Set exercise » Return the material below in full and exactly.

Items from a dataset:
*-*-*

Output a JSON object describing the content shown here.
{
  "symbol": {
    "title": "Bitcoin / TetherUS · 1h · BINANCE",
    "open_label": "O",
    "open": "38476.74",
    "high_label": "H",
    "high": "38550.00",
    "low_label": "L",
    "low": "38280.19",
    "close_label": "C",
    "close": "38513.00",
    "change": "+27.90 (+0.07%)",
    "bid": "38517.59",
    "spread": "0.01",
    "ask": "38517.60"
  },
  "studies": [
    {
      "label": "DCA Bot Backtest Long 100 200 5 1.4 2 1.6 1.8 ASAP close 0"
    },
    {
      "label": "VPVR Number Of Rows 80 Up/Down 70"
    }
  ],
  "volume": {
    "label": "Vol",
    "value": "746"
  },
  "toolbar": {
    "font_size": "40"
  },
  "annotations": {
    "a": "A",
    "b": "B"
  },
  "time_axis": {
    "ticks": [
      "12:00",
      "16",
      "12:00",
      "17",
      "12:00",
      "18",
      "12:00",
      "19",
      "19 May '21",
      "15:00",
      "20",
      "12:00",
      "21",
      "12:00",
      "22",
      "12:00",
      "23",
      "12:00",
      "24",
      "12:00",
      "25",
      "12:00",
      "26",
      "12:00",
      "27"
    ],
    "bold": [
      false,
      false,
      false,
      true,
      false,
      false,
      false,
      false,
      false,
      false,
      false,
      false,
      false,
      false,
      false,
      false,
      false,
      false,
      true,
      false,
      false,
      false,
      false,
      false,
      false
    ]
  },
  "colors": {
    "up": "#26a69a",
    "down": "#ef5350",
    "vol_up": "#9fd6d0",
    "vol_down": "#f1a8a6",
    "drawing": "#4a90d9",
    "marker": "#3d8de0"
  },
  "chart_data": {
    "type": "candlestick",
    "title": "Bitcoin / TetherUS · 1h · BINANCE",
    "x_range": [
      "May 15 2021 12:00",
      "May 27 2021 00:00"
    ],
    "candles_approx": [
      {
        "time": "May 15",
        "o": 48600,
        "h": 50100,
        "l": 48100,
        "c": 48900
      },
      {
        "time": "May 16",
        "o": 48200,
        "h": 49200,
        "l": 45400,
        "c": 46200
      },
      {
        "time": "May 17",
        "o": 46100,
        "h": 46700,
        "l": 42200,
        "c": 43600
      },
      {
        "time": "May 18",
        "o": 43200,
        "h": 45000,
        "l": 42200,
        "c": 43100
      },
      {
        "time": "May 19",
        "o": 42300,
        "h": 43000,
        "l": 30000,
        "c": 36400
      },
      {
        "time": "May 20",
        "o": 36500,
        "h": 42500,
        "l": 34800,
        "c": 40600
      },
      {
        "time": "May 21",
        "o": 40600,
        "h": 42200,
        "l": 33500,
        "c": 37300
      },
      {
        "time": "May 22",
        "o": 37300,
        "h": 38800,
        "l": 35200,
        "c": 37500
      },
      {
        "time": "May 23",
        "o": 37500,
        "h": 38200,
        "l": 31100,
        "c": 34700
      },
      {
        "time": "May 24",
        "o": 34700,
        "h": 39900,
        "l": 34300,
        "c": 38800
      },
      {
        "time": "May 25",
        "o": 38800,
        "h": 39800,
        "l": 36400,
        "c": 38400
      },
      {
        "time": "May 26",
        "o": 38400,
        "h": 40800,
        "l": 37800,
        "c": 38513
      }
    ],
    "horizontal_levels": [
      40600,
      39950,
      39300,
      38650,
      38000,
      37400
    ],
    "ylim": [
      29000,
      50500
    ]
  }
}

*-*-*

In response »
Output a JSON object describing the content shown here.
{
  "symbol": {
    "title": "Bitcoin / TetherUS · 1h · BINANCE",
    "open_label": "O",
    "open": "38476.74",
    "high_label": "H",
    "high": "38550.00",
    "low_label": "L",
    "low": "38280.19",
    "close_label": "C",
    "close": "38513.00",
    "change": "+27.90 (+0.07%)",
    "bid": "38517.59",
    "spread": "0.01",
    "ask": "38517.60"
  },
  "studies": [
    {
      "label": "DCA Bot Backtest Long 100 200 5 1.4 2 1.6 1.8 ASAP close 0"
    },
    {
      "label": "VPVR Number Of Rows 80 Up/Down 70"
    }
  ],
  "volume": {
    "label": "Vol",
    "value": "746"
  },
  "toolbar": {
    "font_size": "40"
  },
  "annotations": {
    "a": "A",
    "b": "B"
  },
  "time_axis": {
    "ticks": [
      "12:00",
      "16",
      "12:00",
      "17",
      "12:00",
      "18",
      "12:00",
      "19",
      "19 May '21",
      "15:00",
      "20",
      "12:00",
      "21",
      "12:00",
      "22",
      "12:00",
      "23",
      "12:00",
      "24",
      "12:00",
      "25",
      "12:00",
      "26",
      "12:00",
      "27"
    ],
    "bold": [
      false,
      false,
      false,
      true,
      false,
      false,
      false,
      false,
      false,
      false,
      false,
      false,
      false,
      false,
      false,
      false,
      false,
      false,
      true,
      false,
      false,
      false,
      false,
      false,
      false
    ]
  },
  "colors": {
    "up": "#26a69a",
    "down": "#ef5350",
    "vol_up": "#9fd6d0",
    "vol_down": "#f1a8a6",
    "drawing": "#4a90d9",
    "marker": "#3d8de0"
  },
  "chart_data": {
    "type": "candlestick",
    "title": "Bitcoin / TetherUS · 1h · BINANCE",
    "x_range": [
      "May 15 2021 12:00",
      "May 27 2021 00:00"
    ],
    "candles_approx": [
      {
        "time": "May 15",
        "o": 48600,
        "h": 50100,
        "l": 48100,
        "c": 48900
      },
      {
        "time": "May 16",
        "o": 48200,
        "h": 49200,
        "l": 45400,
        "c": 46200
      },
      {
        "time": "May 17",
        "o": 46100,
        "h": 46700,
        "l": 42200,
        "c": 43600
      },
      {
        "time": "May 18",
        "o": 43200,
        "h": 45000,
        "l": 42200,
        "c": 43100
      },
      {
        "time": "May 19",
        "o": 42300,
        "h": 43000,
        "l": 30000,
        "c": 36400
      },
      {
        "time": "May 20",
        "o": 36500,
        "h": 42500,
        "l": 34800,
        "c": 40600
      },
      {
        "time": "May 21",
        "o": 40600,
        "h": 42200,
        "l": 33500,
        "c": 37300
      },
      {
        "time": "May 22",
        "o": 37300,
        "h": 38800,
        "l": 35200,
        "c": 37500
      },
      {
        "time": "May 23",
        "o": 37500,
        "h": 38200,
        "l": 31100,
        "c": 34700
      },
      {
        "time": "May 24",
        "o": 34700,
        "h": 39900,
        "l": 34300,
        "c": 38800
      },
      {
        "time": "May 25",
        "o": 38800,
        "h": 39800,
        "l": 36400,
        "c": 38400
      },
      {
        "time": "May 26",
        "o": 38400,
        "h": 40800,
        "l": 37800,
        "c": 38513
      }
    ],
    "horizontal_levels": [
      40600,
      39950,
      39300,
      38650,
      38000,
      37400
    ],
    "ylim": [
      29000,
      50500
    ]
  }
}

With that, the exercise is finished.